= Your objective =
Show every line below where "JGDPQGDP" can be found.

= Data shown =
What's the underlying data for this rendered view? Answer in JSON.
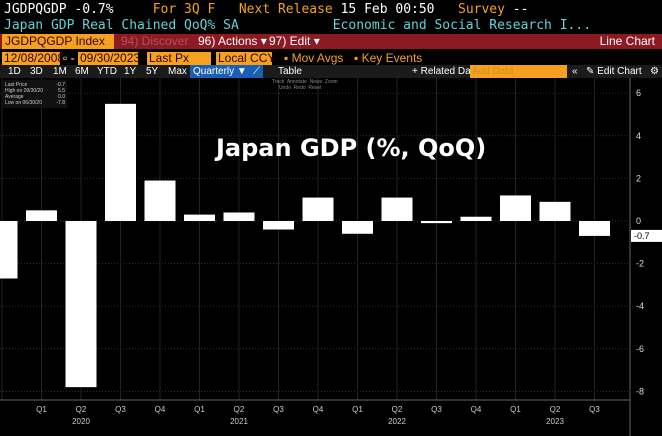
{
  "header": {
    "ticker": "JGDPQGDP",
    "last": "-0.7%",
    "period": "For 3Q F",
    "next_label": "Next Release",
    "next_date": "15 Feb 00:50",
    "survey_label": "Survey",
    "survey_val": "--",
    "desc": "Japan GDP Real Chained QoQ% SA",
    "source": "Economic and Social Research I..."
  },
  "toolbar": {
    "security": "JGDPQGDP Index",
    "discover": "94) Discover",
    "actions": "96) Actions ▾",
    "edit": "97) Edit ▾",
    "chart_type": "Line Chart"
  },
  "controls": {
    "start": "12/08/2008",
    "end": "09/30/2023",
    "field": "Last Px",
    "ccy": "Local CCY",
    "mov_avgs": "Mov Avgs",
    "key_events": "Key Events"
  },
  "ranges": [
    "1D",
    "3D",
    "1M",
    "6M",
    "YTD",
    "1Y",
    "5Y",
    "Max"
  ],
  "frequency": "Quarterly ▼",
  "table": "Table",
  "related": "+ Related Dat",
  "add_data_placeholder": "Add Data",
  "edit_chart": "Edit Chart",
  "tools": "Track  Annotate  News  Zoom\n     Undo  Redo  Reset",
  "legend": [
    {
      "label": "Last Price",
      "value": "-0.7"
    },
    {
      "label": "High on 09/30/20",
      "value": "5.5"
    },
    {
      "label": "Average",
      "value": "0.0"
    },
    {
      "label": "Low on 06/30/20",
      "value": "-7.8"
    }
  ],
  "chart_data": {
    "type": "bar",
    "title": "Japan GDP (%, QoQ)",
    "categories": [
      "Q4 2019",
      "Q1 2020",
      "Q2 2020",
      "Q3 2020",
      "Q4 2020",
      "Q1 2021",
      "Q2 2021",
      "Q3 2021",
      "Q4 2021",
      "Q1 2022",
      "Q2 2022",
      "Q3 2022",
      "Q4 2022",
      "Q1 2023",
      "Q2 2023",
      "Q3 2023"
    ],
    "values": [
      -2.7,
      0.5,
      -7.8,
      5.5,
      1.9,
      0.3,
      0.4,
      -0.4,
      1.1,
      -0.6,
      1.1,
      -0.1,
      0.2,
      1.2,
      0.9,
      -0.7
    ],
    "quarter_labels": [
      "",
      "Q1",
      "Q2",
      "Q3",
      "Q4",
      "Q1",
      "Q2",
      "Q3",
      "Q4",
      "Q1",
      "Q2",
      "Q3",
      "Q4",
      "Q1",
      "Q2",
      "Q3"
    ],
    "year_labels": [
      {
        "index": 2,
        "text": "2020"
      },
      {
        "index": 6,
        "text": "2021"
      },
      {
        "index": 10,
        "text": "2022"
      },
      {
        "index": 14,
        "text": "2023"
      }
    ],
    "yticks": [
      6,
      4,
      2,
      0,
      -2,
      -4,
      -6,
      -8
    ],
    "ylim": [
      -9.5,
      7
    ],
    "last_value_label": "-0.7",
    "bar_color": "#ffffff"
  }
}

= Solution for this problem =
    "ticker": "JGDPQGDP",
    "security": "JGDPQGDP Index",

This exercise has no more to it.